** START **

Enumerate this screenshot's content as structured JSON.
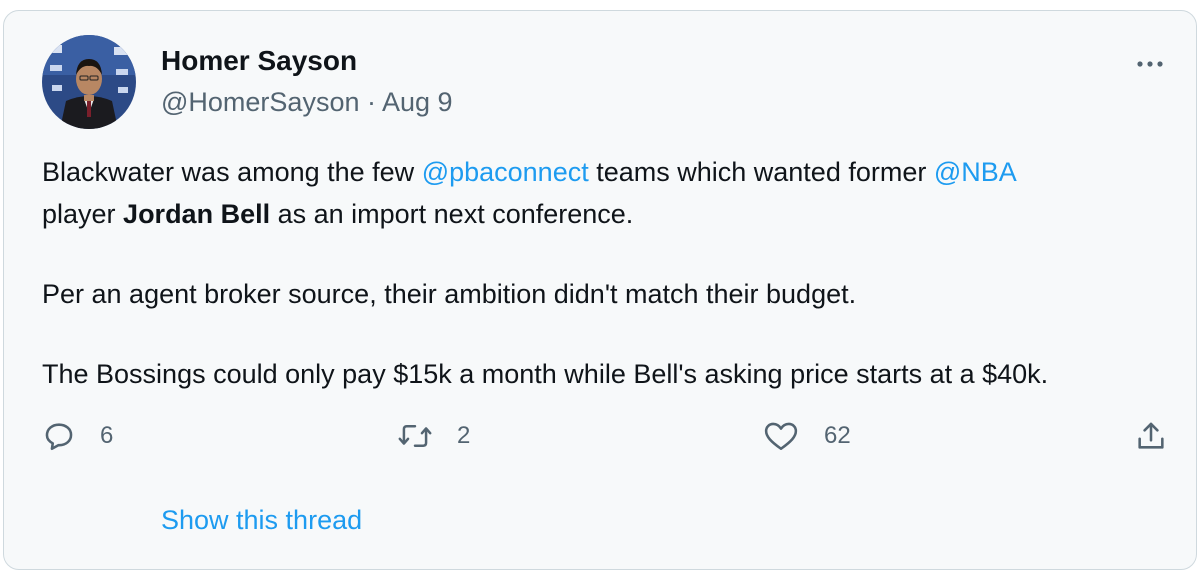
{
  "tweet": {
    "author_name": "Homer Sayson",
    "handle": "@HomerSayson",
    "separator": " · ",
    "date": "Aug 9",
    "text": {
      "p1_a": "Blackwater was among the few ",
      "p1_mention1": "@pbaconnect",
      "p1_b": " teams which wanted former ",
      "p1_mention2": "@NBA",
      "p1_c": " player ",
      "p1_bold": "Jordan Bell",
      "p1_d": " as an import next conference.",
      "p2": "Per an agent broker source, their ambition didn't match their budget.",
      "p3": "The Bossings could only pay $15k a month while Bell's asking price starts at a $40k."
    },
    "actions": {
      "reply_count": "6",
      "retweet_count": "2",
      "like_count": "62"
    },
    "show_thread_label": "Show this thread"
  },
  "icons": {
    "more": "more-dots-icon",
    "reply": "reply-bubble-icon",
    "retweet": "retweet-arrows-icon",
    "like": "heart-icon",
    "share": "share-upload-icon"
  },
  "colors": {
    "link": "#1d9bf0",
    "secondary_text": "#536471",
    "card_background": "#f7f9fa",
    "border": "#cfd9de"
  }
}
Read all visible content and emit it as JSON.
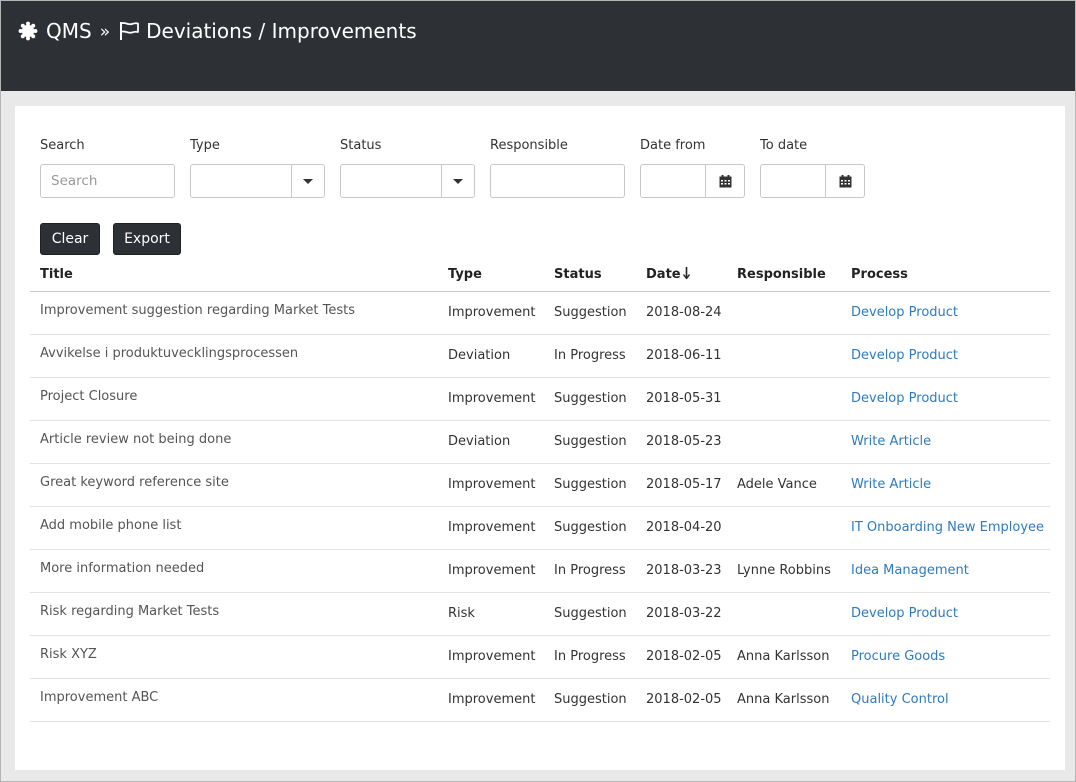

** END **

• To do
Copy each line of the listing that contains the string "this".

• Completed task
Enumerate this screenshot's content as structured JSON.
    "show_thread_label": "Show this thread"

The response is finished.